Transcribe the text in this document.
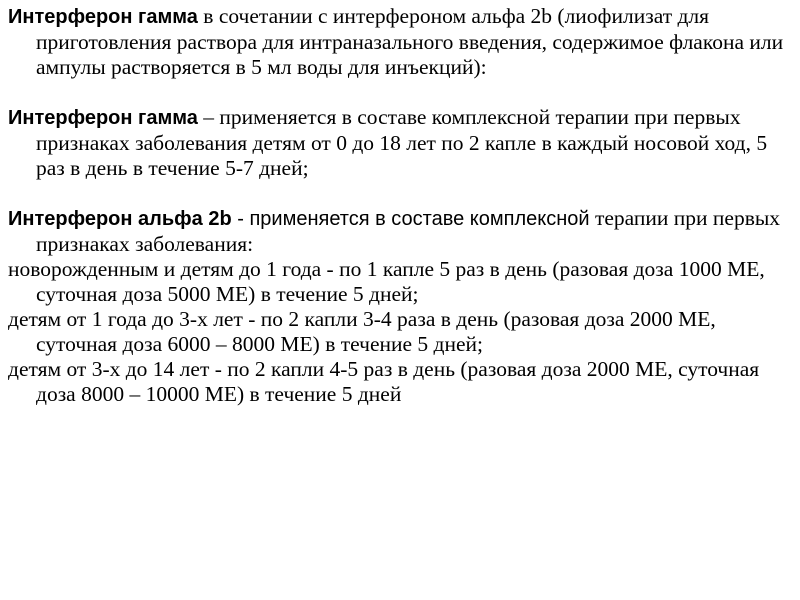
Интерферон гамма в сочетании с интерфероном альфа 2b (лиофилизат для приготовления раствора для интраназального введения, содержимое флакона или ампулы растворяется в 5 мл воды для инъекций):

Интерферон гамма – применяется в составе комплексной терапии при первых признаках заболевания детям от 0 до 18 лет по 2 капле в каждый носовой ход, 5 раз в день в течение 5-7 дней;

Интерферон альфа 2b - применяется в составе комплексной терапии при первых признаках заболевания:

новорожденным и детям до 1 года - по 1 капле 5 раз в день (разовая доза 1000 МЕ, суточная доза 5000 МЕ) в течение 5 дней;

детям от 1 года до 3-х лет - по 2 капли 3-4 раза в день (разовая доза 2000 МЕ, суточная доза 6000 – 8000 МЕ) в течение 5 дней;

детям от 3-х до 14 лет - по 2 капли 4-5 раз в день (разовая доза 2000 МЕ, суточная доза 8000 – 10000 МЕ) в течение 5 дней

[EXERCISE PROMPT]
Reproduce every entry exactly, but omit each picture.

[WORKED ANSWER]
Transcribe the text in this document.
Интерферон гамма в сочетании с интерфероном альфа 2b (лиофилизат для приготовления раствора для интраназального введения, содержимое флакона или ампулы растворяется в 5 мл воды для инъекций):

Интерферон гамма – применяется в составе комплексной терапии при первых признаках заболевания детям от 0 до 18 лет по 2 капле в каждый носовой ход, 5 раз в день в течение 5-7 дней;

Интерферон альфа 2b - применяется в составе комплексной терапии при первых признаках заболевания:

новорожденным и детям до 1 года - по 1 капле 5 раз в день (разовая доза 1000 МЕ, суточная доза 5000 МЕ) в течение 5 дней;

детям от 1 года до 3-х лет - по 2 капли 3-4 раза в день (разовая доза 2000 МЕ, суточная доза 6000 – 8000 МЕ) в течение 5 дней;

детям от 3-х до 14 лет - по 2 капли 4-5 раз в день (разовая доза 2000 МЕ, суточная доза 8000 – 10000 МЕ) в течение 5 дней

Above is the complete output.